Excerpt from a dataset
++++++

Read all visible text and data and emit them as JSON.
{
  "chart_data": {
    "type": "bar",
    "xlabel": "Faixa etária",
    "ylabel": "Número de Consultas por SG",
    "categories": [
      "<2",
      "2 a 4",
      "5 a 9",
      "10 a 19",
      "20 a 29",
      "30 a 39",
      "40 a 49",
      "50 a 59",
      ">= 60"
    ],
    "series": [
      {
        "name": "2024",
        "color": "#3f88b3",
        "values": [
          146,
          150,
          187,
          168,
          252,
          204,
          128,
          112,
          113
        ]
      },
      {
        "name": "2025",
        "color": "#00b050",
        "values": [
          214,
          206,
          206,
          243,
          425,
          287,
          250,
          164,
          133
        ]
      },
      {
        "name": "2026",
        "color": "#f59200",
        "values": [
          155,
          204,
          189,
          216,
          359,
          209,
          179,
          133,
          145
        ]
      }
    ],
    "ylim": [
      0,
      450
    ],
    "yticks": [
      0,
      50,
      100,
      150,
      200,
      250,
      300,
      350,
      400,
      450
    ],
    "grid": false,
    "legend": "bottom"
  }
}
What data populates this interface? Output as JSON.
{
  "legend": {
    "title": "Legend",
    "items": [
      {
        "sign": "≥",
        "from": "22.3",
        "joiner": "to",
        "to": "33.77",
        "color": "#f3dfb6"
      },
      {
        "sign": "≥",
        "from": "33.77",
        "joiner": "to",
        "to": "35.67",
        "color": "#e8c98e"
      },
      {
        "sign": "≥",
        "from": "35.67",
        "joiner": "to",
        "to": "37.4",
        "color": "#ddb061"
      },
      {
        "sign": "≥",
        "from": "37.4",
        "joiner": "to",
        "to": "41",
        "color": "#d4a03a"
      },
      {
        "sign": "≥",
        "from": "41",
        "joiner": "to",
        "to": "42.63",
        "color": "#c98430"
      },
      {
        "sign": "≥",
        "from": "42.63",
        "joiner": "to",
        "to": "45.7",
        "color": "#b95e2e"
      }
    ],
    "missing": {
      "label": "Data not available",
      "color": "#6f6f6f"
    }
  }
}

++++++

Transcribe the full listing above without leaving anything out.

Read all visible text and data and emit them as JSON.
{
  "chart_data": {
    "type": "bar",
    "xlabel": "Faixa etária",
    "ylabel": "Número de Consultas por SG",
    "categories": [
      "<2",
      "2 a 4",
      "5 a 9",
      "10 a 19",
      "20 a 29",
      "30 a 39",
      "40 a 49",
      "50 a 59",
      ">= 60"
    ],
    "series": [
      {
        "name": "2024",
        "color": "#3f88b3",
        "values": [
          146,
          150,
          187,
          168,
          252,
          204,
          128,
          112,
          113
        ]
      },
      {
        "name": "2025",
        "color": "#00b050",
        "values": [
          214,
          206,
          206,
          243,
          425,
          287,
          250,
          164,
          133
        ]
      },
      {
        "name": "2026",
        "color": "#f59200",
        "values": [
          155,
          204,
          189,
          216,
          359,
          209,
          179,
          133,
          145
        ]
      }
    ],
    "ylim": [
      0,
      450
    ],
    "yticks": [
      0,
      50,
      100,
      150,
      200,
      250,
      300,
      350,
      400,
      450
    ],
    "grid": false,
    "legend": "bottom"
  }
}
What data populates this interface? Output as JSON.
{
  "legend": {
    "title": "Legend",
    "items": [
      {
        "sign": "≥",
        "from": "22.3",
        "joiner": "to",
        "to": "33.77",
        "color": "#f3dfb6"
      },
      {
        "sign": "≥",
        "from": "33.77",
        "joiner": "to",
        "to": "35.67",
        "color": "#e8c98e"
      },
      {
        "sign": "≥",
        "from": "35.67",
        "joiner": "to",
        "to": "37.4",
        "color": "#ddb061"
      },
      {
        "sign": "≥",
        "from": "37.4",
        "joiner": "to",
        "to": "41",
        "color": "#d4a03a"
      },
      {
        "sign": "≥",
        "from": "41",
        "joiner": "to",
        "to": "42.63",
        "color": "#c98430"
      },
      {
        "sign": "≥",
        "from": "42.63",
        "joiner": "to",
        "to": "45.7",
        "color": "#b95e2e"
      }
    ],
    "missing": {
      "label": "Data not available",
      "color": "#6f6f6f"
    }
  }
}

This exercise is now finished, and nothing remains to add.